_Aim_:
Repeat all of the records verbatim.

_Records to process_:
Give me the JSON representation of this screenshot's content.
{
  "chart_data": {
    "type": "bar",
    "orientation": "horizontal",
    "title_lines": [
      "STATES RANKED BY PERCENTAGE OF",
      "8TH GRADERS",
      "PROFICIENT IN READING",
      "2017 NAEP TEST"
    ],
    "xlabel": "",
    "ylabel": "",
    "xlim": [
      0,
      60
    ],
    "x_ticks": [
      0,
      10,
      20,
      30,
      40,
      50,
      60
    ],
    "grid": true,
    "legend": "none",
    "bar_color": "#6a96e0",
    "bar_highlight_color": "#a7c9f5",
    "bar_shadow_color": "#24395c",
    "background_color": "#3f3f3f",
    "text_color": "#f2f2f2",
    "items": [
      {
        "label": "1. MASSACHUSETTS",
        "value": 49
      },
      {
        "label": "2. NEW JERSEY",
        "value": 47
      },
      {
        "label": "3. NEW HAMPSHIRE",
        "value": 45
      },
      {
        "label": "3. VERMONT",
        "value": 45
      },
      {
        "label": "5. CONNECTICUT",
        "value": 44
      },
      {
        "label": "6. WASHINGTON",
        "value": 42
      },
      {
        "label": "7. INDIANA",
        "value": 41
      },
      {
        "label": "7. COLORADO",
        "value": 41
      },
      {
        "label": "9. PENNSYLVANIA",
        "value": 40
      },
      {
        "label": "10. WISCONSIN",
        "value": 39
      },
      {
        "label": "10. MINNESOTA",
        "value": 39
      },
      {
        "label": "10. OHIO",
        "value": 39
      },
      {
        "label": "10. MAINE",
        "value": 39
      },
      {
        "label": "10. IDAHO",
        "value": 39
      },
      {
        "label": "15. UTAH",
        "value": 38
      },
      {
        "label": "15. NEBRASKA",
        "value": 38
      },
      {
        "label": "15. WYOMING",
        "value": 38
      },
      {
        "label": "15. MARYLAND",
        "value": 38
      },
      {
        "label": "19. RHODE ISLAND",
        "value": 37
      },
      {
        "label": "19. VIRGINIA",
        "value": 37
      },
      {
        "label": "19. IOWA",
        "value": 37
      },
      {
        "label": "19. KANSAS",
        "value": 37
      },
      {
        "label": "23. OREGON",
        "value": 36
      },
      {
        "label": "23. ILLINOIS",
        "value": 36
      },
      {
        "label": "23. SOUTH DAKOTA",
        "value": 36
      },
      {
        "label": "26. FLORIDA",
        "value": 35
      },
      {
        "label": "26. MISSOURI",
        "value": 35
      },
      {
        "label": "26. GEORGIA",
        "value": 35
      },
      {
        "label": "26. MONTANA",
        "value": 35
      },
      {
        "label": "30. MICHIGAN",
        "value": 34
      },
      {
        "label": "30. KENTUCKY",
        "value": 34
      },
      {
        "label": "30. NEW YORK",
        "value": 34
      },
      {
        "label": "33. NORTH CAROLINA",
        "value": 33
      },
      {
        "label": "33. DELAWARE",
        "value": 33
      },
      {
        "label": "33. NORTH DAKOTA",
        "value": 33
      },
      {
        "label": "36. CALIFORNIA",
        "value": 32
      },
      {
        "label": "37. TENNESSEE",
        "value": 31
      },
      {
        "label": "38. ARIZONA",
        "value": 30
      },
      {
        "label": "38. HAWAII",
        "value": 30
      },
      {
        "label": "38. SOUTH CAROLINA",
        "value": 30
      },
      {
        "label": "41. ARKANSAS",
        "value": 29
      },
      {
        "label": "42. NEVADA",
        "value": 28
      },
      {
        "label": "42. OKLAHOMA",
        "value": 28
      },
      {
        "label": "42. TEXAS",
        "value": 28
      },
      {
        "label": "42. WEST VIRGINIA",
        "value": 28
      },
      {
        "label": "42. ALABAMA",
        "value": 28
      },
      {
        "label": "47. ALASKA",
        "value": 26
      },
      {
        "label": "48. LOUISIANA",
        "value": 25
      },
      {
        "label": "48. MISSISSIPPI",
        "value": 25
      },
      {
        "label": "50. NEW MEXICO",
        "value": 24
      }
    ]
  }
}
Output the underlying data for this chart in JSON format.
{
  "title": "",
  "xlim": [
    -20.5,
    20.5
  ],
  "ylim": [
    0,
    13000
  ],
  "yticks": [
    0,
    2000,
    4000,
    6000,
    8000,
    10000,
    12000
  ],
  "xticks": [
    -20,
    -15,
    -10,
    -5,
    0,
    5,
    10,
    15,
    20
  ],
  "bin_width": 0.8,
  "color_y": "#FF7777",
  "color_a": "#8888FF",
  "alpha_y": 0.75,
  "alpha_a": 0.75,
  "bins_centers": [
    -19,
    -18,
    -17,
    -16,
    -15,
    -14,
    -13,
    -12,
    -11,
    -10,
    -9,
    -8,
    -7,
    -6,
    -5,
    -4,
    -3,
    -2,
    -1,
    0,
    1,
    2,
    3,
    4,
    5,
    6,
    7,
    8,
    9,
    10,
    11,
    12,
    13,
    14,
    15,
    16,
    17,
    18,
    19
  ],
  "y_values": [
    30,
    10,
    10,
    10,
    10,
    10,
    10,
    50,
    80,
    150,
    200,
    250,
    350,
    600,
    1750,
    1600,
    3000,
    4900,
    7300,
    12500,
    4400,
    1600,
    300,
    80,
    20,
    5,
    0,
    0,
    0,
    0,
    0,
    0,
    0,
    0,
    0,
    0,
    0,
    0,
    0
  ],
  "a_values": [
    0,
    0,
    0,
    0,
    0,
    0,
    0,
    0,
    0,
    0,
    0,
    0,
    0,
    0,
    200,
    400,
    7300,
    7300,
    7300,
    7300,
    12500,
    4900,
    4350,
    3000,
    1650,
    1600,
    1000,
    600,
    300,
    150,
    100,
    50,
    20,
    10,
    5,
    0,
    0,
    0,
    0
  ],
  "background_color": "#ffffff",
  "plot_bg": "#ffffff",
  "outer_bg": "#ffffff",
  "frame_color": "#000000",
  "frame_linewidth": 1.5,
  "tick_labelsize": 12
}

_Task output_:
Give me the JSON representation of this screenshot's content.
{
  "chart_data": {
    "type": "bar",
    "orientation": "horizontal",
    "title_lines": [
      "STATES RANKED BY PERCENTAGE OF",
      "8TH GRADERS",
      "PROFICIENT IN READING",
      "2017 NAEP TEST"
    ],
    "xlabel": "",
    "ylabel": "",
    "xlim": [
      0,
      60
    ],
    "x_ticks": [
      0,
      10,
      20,
      30,
      40,
      50,
      60
    ],
    "grid": true,
    "legend": "none",
    "bar_color": "#6a96e0",
    "bar_highlight_color": "#a7c9f5",
    "bar_shadow_color": "#24395c",
    "background_color": "#3f3f3f",
    "text_color": "#f2f2f2",
    "items": [
      {
        "label": "1. MASSACHUSETTS",
        "value": 49
      },
      {
        "label": "2. NEW JERSEY",
        "value": 47
      },
      {
        "label": "3. NEW HAMPSHIRE",
        "value": 45
      },
      {
        "label": "3. VERMONT",
        "value": 45
      },
      {
        "label": "5. CONNECTICUT",
        "value": 44
      },
      {
        "label": "6. WASHINGTON",
        "value": 42
      },
      {
        "label": "7. INDIANA",
        "value": 41
      },
      {
        "label": "7. COLORADO",
        "value": 41
      },
      {
        "label": "9. PENNSYLVANIA",
        "value": 40
      },
      {
        "label": "10. WISCONSIN",
        "value": 39
      },
      {
        "label": "10. MINNESOTA",
        "value": 39
      },
      {
        "label": "10. OHIO",
        "value": 39
      },
      {
        "label": "10. MAINE",
        "value": 39
      },
      {
        "label": "10. IDAHO",
        "value": 39
      },
      {
        "label": "15. UTAH",
        "value": 38
      },
      {
        "label": "15. NEBRASKA",
        "value": 38
      },
      {
        "label": "15. WYOMING",
        "value": 38
      },
      {
        "label": "15. MARYLAND",
        "value": 38
      },
      {
        "label": "19. RHODE ISLAND",
        "value": 37
      },
      {
        "label": "19. VIRGINIA",
        "value": 37
      },
      {
        "label": "19. IOWA",
        "value": 37
      },
      {
        "label": "19. KANSAS",
        "value": 37
      },
      {
        "label": "23. OREGON",
        "value": 36
      },
      {
        "label": "23. ILLINOIS",
        "value": 36
      },
      {
        "label": "23. SOUTH DAKOTA",
        "value": 36
      },
      {
        "label": "26. FLORIDA",
        "value": 35
      },
      {
        "label": "26. MISSOURI",
        "value": 35
      },
      {
        "label": "26. GEORGIA",
        "value": 35
      },
      {
        "label": "26. MONTANA",
        "value": 35
      },
      {
        "label": "30. MICHIGAN",
        "value": 34
      },
      {
        "label": "30. KENTUCKY",
        "value": 34
      },
      {
        "label": "30. NEW YORK",
        "value": 34
      },
      {
        "label": "33. NORTH CAROLINA",
        "value": 33
      },
      {
        "label": "33. DELAWARE",
        "value": 33
      },
      {
        "label": "33. NORTH DAKOTA",
        "value": 33
      },
      {
        "label": "36. CALIFORNIA",
        "value": 32
      },
      {
        "label": "37. TENNESSEE",
        "value": 31
      },
      {
        "label": "38. ARIZONA",
        "value": 30
      },
      {
        "label": "38. HAWAII",
        "value": 30
      },
      {
        "label": "38. SOUTH CAROLINA",
        "value": 30
      },
      {
        "label": "41. ARKANSAS",
        "value": 29
      },
      {
        "label": "42. NEVADA",
        "value": 28
      },
      {
        "label": "42. OKLAHOMA",
        "value": 28
      },
      {
        "label": "42. TEXAS",
        "value": 28
      },
      {
        "label": "42. WEST VIRGINIA",
        "value": 28
      },
      {
        "label": "42. ALABAMA",
        "value": 28
      },
      {
        "label": "47. ALASKA",
        "value": 26
      },
      {
        "label": "48. LOUISIANA",
        "value": 25
      },
      {
        "label": "48. MISSISSIPPI",
        "value": 25
      },
      {
        "label": "50. NEW MEXICO",
        "value": 24
      }
    ]
  }
}
Output the underlying data for this chart in JSON format.
{
  "title": "",
  "xlim": [
    -20.5,
    20.5
  ],
  "ylim": [
    0,
    13000
  ],
  "yticks": [
    0,
    2000,
    4000,
    6000,
    8000,
    10000,
    12000
  ],
  "xticks": [
    -20,
    -15,
    -10,
    -5,
    0,
    5,
    10,
    15,
    20
  ],
  "bin_width": 0.8,
  "color_y": "#FF7777",
  "color_a": "#8888FF",
  "alpha_y": 0.75,
  "alpha_a": 0.75,
  "bins_centers": [
    -19,
    -18,
    -17,
    -16,
    -15,
    -14,
    -13,
    -12,
    -11,
    -10,
    -9,
    -8,
    -7,
    -6,
    -5,
    -4,
    -3,
    -2,
    -1,
    0,
    1,
    2,
    3,
    4,
    5,
    6,
    7,
    8,
    9,
    10,
    11,
    12,
    13,
    14,
    15,
    16,
    17,
    18,
    19
  ],
  "y_values": [
    30,
    10,
    10,
    10,
    10,
    10,
    10,
    50,
    80,
    150,
    200,
    250,
    350,
    600,
    1750,
    1600,
    3000,
    4900,
    7300,
    12500,
    4400,
    1600,
    300,
    80,
    20,
    5,
    0,
    0,
    0,
    0,
    0,
    0,
    0,
    0,
    0,
    0,
    0,
    0,
    0
  ],
  "a_values": [
    0,
    0,
    0,
    0,
    0,
    0,
    0,
    0,
    0,
    0,
    0,
    0,
    0,
    0,
    200,
    400,
    7300,
    7300,
    7300,
    7300,
    12500,
    4900,
    4350,
    3000,
    1650,
    1600,
    1000,
    600,
    300,
    150,
    100,
    50,
    20,
    10,
    5,
    0,
    0,
    0,
    0
  ],
  "background_color": "#ffffff",
  "plot_bg": "#ffffff",
  "outer_bg": "#ffffff",
  "frame_color": "#000000",
  "frame_linewidth": 1.5,
  "tick_labelsize": 12
}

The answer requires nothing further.